#### [Written exercise]
Gather every line holding the string "五年级语文".

[begin Supplied material]

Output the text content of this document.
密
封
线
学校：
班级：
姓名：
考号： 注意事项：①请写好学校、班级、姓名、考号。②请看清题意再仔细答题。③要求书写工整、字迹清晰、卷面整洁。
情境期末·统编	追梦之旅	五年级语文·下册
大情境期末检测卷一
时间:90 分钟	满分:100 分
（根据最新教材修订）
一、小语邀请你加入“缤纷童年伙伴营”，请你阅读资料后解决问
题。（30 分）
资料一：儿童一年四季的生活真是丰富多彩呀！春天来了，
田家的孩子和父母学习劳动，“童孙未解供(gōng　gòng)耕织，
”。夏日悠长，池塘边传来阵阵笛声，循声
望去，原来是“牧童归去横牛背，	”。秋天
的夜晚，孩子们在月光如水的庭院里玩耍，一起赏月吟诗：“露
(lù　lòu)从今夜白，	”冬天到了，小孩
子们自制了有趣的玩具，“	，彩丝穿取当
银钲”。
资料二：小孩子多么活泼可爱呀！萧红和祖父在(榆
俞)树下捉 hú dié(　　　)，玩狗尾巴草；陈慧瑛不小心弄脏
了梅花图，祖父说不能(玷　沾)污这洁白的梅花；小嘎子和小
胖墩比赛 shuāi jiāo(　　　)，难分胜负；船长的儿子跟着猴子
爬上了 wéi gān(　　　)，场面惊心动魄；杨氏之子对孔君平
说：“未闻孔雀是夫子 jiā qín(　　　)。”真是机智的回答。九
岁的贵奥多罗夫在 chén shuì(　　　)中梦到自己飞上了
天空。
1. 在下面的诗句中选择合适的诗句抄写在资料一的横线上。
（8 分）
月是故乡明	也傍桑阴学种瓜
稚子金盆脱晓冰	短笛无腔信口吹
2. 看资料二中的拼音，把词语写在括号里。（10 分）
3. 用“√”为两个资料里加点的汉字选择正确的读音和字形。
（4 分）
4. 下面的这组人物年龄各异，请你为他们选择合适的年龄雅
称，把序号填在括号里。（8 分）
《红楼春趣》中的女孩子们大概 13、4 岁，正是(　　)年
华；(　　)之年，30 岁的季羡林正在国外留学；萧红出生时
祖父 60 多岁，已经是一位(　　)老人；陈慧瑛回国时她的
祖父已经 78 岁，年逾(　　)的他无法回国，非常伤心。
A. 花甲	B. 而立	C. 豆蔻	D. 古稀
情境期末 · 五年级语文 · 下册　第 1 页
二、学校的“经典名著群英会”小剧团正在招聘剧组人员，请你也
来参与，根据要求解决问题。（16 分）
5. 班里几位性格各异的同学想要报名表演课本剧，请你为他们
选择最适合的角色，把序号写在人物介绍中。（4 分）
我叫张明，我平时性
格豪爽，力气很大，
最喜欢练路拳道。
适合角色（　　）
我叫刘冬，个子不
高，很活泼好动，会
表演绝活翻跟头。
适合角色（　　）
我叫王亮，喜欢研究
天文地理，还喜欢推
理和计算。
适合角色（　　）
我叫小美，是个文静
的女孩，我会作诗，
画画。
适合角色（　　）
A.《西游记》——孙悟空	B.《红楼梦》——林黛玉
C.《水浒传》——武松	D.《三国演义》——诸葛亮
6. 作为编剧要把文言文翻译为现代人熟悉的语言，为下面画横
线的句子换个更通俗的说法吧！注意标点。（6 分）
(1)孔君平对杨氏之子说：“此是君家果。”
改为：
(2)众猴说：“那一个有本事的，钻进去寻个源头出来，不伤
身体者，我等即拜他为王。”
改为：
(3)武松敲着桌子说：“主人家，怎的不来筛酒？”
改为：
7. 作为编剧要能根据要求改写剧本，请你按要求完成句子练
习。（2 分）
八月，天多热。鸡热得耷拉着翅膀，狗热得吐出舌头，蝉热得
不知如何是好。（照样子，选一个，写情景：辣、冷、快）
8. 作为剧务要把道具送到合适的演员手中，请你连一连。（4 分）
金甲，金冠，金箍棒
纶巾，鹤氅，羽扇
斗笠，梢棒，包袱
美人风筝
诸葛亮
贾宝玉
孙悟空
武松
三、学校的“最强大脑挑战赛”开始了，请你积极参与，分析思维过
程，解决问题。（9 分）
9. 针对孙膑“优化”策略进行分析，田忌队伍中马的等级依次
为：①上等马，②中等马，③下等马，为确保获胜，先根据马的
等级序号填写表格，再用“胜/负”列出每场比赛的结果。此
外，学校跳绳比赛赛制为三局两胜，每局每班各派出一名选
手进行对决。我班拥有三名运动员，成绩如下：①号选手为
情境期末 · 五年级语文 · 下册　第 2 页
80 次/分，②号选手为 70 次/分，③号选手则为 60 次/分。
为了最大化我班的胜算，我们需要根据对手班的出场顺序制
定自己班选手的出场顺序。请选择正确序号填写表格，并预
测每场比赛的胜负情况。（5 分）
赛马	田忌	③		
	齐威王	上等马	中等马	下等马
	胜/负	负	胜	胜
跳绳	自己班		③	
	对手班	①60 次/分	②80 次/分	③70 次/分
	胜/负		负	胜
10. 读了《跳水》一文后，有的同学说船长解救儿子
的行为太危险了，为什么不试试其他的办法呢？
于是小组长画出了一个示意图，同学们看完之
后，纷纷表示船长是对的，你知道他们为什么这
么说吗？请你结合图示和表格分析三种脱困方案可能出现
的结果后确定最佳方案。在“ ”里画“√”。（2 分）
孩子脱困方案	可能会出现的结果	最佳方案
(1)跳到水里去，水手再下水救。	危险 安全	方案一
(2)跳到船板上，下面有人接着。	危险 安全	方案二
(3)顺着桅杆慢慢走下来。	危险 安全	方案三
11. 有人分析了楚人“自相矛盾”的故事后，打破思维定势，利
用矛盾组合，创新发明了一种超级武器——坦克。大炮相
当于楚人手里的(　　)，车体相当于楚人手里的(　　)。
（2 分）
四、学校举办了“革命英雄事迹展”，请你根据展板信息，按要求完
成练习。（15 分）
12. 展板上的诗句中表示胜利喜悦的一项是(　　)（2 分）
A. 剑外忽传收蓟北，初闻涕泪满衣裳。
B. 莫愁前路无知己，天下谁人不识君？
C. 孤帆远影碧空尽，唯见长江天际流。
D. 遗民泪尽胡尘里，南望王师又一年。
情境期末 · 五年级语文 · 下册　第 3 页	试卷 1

[end Supplied material]

#### [Exercise response]
情境期末·统编	追梦之旅	五年级语文·下册
情境期末 · 五年级语文 · 下册　第 1 页
情境期末 · 五年级语文 · 下册　第 2 页
情境期末 · 五年级语文 · 下册　第 3 页	试卷 1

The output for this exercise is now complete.